━━ EXCERPTED RECORDS
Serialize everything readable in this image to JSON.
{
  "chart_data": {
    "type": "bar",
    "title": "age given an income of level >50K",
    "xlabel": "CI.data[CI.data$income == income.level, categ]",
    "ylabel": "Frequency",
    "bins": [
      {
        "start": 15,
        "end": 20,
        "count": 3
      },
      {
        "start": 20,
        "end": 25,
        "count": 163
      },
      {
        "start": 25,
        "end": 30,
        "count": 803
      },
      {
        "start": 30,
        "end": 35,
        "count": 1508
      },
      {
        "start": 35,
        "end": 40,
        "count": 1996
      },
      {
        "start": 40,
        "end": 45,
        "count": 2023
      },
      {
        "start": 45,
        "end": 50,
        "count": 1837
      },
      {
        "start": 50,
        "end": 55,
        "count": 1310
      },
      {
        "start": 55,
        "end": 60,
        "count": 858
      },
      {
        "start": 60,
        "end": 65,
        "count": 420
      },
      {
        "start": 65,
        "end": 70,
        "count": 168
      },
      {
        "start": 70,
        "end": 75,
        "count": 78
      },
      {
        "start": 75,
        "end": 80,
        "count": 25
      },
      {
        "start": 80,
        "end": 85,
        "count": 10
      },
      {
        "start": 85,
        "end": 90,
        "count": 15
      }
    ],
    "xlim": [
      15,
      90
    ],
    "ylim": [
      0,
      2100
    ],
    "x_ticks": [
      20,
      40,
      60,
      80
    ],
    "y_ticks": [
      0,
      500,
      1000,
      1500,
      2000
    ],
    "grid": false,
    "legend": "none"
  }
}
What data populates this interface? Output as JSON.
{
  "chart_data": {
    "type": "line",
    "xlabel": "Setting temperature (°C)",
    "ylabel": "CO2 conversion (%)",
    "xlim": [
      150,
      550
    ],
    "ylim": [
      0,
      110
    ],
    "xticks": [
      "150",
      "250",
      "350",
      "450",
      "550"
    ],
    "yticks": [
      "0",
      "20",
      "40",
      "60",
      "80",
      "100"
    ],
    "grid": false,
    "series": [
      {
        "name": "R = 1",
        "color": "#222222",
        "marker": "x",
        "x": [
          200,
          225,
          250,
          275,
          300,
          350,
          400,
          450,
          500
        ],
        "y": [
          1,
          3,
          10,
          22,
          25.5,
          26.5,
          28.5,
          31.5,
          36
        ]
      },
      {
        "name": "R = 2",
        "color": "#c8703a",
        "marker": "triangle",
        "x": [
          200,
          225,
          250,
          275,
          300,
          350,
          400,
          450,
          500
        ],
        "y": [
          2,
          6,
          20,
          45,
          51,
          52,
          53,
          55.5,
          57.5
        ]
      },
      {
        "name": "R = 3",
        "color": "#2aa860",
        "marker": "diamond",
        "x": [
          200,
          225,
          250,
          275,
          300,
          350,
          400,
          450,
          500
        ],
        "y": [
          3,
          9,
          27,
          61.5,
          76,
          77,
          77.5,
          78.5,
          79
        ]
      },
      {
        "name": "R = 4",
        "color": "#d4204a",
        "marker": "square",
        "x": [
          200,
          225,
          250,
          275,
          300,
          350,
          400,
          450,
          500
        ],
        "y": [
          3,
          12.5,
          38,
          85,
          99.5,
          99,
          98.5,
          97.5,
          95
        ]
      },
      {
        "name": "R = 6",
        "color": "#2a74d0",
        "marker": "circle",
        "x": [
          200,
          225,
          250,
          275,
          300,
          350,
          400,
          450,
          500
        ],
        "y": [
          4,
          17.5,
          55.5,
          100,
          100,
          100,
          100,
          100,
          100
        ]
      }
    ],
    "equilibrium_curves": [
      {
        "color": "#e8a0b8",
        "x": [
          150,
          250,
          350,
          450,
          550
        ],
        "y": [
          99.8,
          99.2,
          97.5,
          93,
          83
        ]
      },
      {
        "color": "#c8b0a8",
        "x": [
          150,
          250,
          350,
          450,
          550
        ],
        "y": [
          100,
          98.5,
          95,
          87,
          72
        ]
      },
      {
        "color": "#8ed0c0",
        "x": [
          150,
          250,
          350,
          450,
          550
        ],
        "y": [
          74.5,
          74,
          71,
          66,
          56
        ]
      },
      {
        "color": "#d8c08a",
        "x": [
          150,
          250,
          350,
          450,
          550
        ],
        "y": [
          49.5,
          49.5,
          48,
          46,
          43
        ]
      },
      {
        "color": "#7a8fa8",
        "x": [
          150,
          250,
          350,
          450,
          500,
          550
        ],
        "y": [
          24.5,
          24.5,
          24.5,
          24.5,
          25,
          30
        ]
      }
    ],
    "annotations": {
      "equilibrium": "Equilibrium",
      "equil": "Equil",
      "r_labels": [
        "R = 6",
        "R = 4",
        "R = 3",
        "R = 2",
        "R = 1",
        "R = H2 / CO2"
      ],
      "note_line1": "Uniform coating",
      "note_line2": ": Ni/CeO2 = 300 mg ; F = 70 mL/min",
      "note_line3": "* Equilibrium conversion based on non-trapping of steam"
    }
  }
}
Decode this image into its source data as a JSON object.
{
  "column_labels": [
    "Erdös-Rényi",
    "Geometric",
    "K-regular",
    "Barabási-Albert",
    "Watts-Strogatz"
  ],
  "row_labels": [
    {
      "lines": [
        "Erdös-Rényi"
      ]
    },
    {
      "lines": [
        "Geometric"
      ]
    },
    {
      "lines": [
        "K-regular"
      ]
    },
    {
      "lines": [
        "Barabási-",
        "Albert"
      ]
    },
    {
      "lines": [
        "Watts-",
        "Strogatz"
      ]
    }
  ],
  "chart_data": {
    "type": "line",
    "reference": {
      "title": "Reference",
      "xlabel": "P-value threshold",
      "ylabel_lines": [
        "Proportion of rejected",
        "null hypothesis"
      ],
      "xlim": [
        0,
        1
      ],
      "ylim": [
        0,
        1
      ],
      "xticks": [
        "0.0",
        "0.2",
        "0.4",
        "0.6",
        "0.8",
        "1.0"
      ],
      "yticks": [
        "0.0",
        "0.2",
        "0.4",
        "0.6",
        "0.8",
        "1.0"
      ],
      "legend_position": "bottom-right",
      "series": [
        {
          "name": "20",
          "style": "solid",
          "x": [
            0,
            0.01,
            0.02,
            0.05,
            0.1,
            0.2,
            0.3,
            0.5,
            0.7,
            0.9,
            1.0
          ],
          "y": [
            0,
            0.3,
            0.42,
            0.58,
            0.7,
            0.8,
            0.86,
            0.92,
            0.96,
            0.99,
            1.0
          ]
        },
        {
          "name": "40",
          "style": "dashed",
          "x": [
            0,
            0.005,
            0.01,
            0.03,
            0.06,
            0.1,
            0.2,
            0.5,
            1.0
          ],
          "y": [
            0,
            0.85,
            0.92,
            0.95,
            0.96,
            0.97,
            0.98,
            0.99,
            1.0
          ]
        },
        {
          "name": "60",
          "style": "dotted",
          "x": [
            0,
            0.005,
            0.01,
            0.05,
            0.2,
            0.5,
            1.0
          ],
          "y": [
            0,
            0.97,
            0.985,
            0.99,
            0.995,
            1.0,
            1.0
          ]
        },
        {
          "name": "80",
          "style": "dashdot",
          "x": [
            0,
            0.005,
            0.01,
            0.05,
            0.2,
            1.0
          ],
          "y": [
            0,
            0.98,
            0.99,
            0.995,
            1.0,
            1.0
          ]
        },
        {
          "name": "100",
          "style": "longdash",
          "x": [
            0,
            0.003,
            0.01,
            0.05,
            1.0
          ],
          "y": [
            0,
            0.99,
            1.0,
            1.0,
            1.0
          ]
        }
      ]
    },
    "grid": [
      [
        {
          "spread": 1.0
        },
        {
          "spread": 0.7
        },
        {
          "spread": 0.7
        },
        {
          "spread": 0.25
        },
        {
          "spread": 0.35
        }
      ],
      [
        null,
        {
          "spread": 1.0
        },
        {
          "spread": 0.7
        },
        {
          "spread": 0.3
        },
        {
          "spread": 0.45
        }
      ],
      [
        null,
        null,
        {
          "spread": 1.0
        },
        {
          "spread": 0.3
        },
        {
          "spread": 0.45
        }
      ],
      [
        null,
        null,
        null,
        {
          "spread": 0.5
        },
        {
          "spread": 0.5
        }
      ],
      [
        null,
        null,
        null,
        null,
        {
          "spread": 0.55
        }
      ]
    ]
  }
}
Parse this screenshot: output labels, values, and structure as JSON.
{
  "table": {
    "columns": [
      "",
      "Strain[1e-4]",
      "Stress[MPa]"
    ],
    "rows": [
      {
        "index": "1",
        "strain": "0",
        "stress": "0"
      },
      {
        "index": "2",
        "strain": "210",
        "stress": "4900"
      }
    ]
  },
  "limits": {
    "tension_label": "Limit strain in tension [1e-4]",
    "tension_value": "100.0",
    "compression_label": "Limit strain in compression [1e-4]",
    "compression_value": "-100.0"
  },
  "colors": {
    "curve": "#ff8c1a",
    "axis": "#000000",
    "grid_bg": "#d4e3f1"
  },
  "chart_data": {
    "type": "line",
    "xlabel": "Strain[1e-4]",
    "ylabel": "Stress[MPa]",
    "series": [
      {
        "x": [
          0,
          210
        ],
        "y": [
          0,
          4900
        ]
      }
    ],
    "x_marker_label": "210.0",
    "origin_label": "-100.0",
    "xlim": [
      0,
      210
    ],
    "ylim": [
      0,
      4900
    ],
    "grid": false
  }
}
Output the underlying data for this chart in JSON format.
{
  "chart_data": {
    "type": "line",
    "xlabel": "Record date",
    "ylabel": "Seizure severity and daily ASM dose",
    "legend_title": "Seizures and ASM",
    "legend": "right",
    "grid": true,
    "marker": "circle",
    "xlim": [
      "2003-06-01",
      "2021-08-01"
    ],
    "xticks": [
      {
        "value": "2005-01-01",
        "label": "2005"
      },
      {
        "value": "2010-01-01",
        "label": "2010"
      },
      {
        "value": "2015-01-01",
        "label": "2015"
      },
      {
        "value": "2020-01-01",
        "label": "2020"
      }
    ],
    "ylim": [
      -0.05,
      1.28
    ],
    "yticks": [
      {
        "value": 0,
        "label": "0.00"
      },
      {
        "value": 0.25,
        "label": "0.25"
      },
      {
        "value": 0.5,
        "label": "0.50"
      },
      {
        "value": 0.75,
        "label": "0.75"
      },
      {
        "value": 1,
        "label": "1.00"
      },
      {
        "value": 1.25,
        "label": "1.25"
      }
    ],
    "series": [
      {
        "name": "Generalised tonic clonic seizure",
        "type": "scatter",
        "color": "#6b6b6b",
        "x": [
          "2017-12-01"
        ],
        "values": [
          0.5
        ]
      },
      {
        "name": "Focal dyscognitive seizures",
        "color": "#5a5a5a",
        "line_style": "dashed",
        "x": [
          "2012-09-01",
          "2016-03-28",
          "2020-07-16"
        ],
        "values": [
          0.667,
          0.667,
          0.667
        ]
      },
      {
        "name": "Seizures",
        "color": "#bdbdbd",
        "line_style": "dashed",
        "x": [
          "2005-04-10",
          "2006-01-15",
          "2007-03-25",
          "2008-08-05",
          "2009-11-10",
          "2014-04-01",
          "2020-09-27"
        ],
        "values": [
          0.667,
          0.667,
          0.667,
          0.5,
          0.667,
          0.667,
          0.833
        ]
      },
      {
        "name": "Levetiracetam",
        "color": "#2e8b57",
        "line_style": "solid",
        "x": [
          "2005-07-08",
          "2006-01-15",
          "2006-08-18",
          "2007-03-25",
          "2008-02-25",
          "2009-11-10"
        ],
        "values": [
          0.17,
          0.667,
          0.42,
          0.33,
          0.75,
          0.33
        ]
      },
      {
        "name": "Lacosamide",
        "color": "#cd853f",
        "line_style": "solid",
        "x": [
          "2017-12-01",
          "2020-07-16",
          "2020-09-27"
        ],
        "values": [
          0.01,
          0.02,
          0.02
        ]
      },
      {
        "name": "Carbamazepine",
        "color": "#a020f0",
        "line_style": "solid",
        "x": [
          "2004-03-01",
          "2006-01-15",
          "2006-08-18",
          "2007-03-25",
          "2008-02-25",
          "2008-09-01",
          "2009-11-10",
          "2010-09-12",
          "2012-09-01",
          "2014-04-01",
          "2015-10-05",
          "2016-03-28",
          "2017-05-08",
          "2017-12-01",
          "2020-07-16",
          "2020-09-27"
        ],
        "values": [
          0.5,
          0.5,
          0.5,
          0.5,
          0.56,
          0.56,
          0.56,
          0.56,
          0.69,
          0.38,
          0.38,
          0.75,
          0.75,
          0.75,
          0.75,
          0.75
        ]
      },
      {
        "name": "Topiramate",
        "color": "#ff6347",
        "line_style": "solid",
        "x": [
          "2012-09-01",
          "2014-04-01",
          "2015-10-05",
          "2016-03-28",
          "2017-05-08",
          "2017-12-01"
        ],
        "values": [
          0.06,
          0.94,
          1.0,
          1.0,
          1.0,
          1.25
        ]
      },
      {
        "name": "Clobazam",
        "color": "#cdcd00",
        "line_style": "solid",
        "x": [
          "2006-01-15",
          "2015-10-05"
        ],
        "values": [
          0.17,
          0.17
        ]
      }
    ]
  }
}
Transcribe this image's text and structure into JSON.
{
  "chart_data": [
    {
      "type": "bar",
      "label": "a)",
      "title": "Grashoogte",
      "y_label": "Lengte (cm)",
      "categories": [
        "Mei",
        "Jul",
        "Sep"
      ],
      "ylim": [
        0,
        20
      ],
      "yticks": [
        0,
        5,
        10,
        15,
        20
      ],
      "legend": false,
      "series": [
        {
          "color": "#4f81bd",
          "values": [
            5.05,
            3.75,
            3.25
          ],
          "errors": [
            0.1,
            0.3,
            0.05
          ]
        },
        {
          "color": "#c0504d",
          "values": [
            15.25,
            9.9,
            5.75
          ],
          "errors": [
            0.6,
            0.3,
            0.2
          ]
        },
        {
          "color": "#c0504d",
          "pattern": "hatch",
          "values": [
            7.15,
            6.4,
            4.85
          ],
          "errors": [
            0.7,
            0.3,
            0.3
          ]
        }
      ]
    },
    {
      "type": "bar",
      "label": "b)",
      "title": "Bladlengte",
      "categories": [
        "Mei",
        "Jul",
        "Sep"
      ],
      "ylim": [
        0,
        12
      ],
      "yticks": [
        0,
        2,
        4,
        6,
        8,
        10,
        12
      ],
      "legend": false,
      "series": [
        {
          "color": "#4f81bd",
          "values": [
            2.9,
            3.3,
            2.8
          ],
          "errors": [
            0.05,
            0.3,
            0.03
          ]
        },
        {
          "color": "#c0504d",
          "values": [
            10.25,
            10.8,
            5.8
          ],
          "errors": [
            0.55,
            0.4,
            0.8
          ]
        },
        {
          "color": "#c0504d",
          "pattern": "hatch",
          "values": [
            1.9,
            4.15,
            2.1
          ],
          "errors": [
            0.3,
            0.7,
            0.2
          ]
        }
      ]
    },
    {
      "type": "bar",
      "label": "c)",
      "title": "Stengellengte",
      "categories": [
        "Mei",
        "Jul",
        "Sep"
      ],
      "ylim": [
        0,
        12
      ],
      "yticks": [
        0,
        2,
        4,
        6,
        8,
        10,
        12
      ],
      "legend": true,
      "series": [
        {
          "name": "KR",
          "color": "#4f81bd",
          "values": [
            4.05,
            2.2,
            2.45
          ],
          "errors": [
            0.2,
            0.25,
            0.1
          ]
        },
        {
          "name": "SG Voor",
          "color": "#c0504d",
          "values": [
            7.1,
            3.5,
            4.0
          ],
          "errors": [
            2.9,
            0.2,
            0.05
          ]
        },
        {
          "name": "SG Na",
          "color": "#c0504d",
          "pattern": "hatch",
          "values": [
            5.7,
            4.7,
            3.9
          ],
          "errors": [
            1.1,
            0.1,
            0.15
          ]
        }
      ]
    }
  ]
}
━━━━
• WHAT IS ASKED
Pull out every line containing "this".

• ANSWER FOR THE TASK
Serialize everything readable in this image to JSON.
What data populates this interface? Output as JSON.
Decode this image into its source data as a JSON object.
Parse this screenshot: output labels, values, and structure as JSON.
Output the underlying data for this chart in JSON format.
Transcribe this image's text and structure into JSON.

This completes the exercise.